──────── GIVEN PASSAGE

Getting Started

Bioinformatics is applied data engineering for biology. You will spend time on (1) file formats, (2) command-line tooling, and (3) checking assumptions with plots and summary statistics.

What problems does bioinformatics solve?

Common questions include:

DNA: Which variants are present (SNPs/indels/CNVs)?
RNA: Which genes are expressed and which change across conditions?
Microbiome: Which taxa are present and how do communities differ?
Evolution: How are sequences related (trees) and what are selection signals?

Core skills

Skill	Why it matters
Shell	Most tools are CLI-first; reproducible pipelines rely on scripts.
Statistics	Calling “significant” results without design/controls is a fast path to errors.
Data formats	FASTQ/BAM/VCF/GTF conventions determine correctness.
Visualization	Plots catch issues that summary numbers hide.

Prerequisites & Environment

We assume familiarity with the command line (Unix/Linux/macOS). Bioinformatics relies heavily on text streams and pipes.

Terminal Basics: cd, ls, grep, pipe |, redirection >.
Package Manager: Conda / Mamba (recommended) or Homebrew.
Hardware: These tutorials run on a laptop; real datasets often require a server or HPC cluster.

Quick Setup

Create an environment with common tools:

# Check if conda is installed
conda --version

# create a clean environment (recommended)
mamba create -n bioinfo fastqc cutadapt bwa samtools bcftools multiqc
mamba activate bioinfo

Data growth (illustrative)

Public archives grow quickly; automation and QC become essential.

Plot is illustrative, not an official archive metric.

A reproducible workflow checklist

Pin reference versions (FASTA + annotation)
Save software versions (--version)
Keep an analysis manifest (samples, groups, lanes)
Track parameters (trim, align, filters)
Plot QC metrics before interpreting results

Avoid

Mixing genome builds (e.g., GRCh37 vs GRCh38)
Comparing groups without biological replicates
Filtering variants without considering depth/bias
Using a tool output without reading the field definitions
Over-trusting a single metric (always triangulate)

────────────────

Reproduce the bioinformatics getting-started guide above in full, word for word.

──────── DATA FOR ANALYSIS

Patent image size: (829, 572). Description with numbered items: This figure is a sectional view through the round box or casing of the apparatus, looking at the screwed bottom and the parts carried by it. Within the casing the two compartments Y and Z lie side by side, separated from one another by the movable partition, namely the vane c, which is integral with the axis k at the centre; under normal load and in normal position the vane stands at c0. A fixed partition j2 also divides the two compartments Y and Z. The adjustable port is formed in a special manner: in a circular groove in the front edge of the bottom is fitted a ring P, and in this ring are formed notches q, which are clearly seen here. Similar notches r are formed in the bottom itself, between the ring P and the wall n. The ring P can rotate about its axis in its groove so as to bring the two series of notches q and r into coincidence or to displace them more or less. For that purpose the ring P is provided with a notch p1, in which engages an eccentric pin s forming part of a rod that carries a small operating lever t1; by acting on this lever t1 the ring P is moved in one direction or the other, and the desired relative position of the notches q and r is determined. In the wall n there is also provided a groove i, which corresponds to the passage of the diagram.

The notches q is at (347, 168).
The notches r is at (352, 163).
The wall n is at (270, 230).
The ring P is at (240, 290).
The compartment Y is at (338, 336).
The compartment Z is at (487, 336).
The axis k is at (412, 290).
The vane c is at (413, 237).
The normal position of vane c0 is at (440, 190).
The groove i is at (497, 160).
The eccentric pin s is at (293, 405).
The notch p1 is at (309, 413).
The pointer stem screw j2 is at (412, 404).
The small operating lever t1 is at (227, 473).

────────────────

PROBLEM SOLUTION =>
Getting Started

Bioinformatics is applied data engineering for biology. You will spend time on (1) file formats, (2) command-line tooling, and (3) checking assumptions with plots and summary statistics.

What problems does bioinformatics solve?

Common questions include:

DNA: Which variants are present (SNPs/indels/CNVs)?
RNA: Which genes are expressed and which change across conditions?
Microbiome: Which taxa are present and how do communities differ?
Evolution: How are sequences related (trees) and what are selection signals?

Core skills

Skill	Why it matters
Shell	Most tools are CLI-first; reproducible pipelines rely on scripts.
Statistics	Calling “significant” results without design/controls is a fast path to errors.
Data formats	FASTQ/BAM/VCF/GTF conventions determine correctness.
Visualization	Plots catch issues that summary numbers hide.

Prerequisites & Environment

We assume familiarity with the command line (Unix/Linux/macOS). Bioinformatics relies heavily on text streams and pipes.

Terminal Basics: cd, ls, grep, pipe |, redirection >.
Package Manager: Conda / Mamba (recommended) or Homebrew.
Hardware: These tutorials run on a laptop; real datasets often require a server or HPC cluster.

Quick Setup

Create an environment with common tools:

# Check if conda is installed
conda --version

# create a clean environment (recommended)
mamba create -n bioinfo fastqc cutadapt bwa samtools bcftools multiqc
mamba activate bioinfo

Data growth (illustrative)

Public archives grow quickly; automation and QC become essential.

Plot is illustrative, not an official archive metric.

A reproducible workflow checklist

Pin reference versions (FASTA + annotation)
Save software versions (--version)
Keep an analysis manifest (samples, groups, lanes)
Track parameters (trim, align, filters)
Plot QC metrics before interpreting results

Avoid

Mixing genome builds (e.g., GRCh37 vs GRCh38)
Comparing groups without biological replicates
Filtering variants without considering depth/bias
Using a tool output without reading the field definitions
Over-trusting a single metric (always triangulate)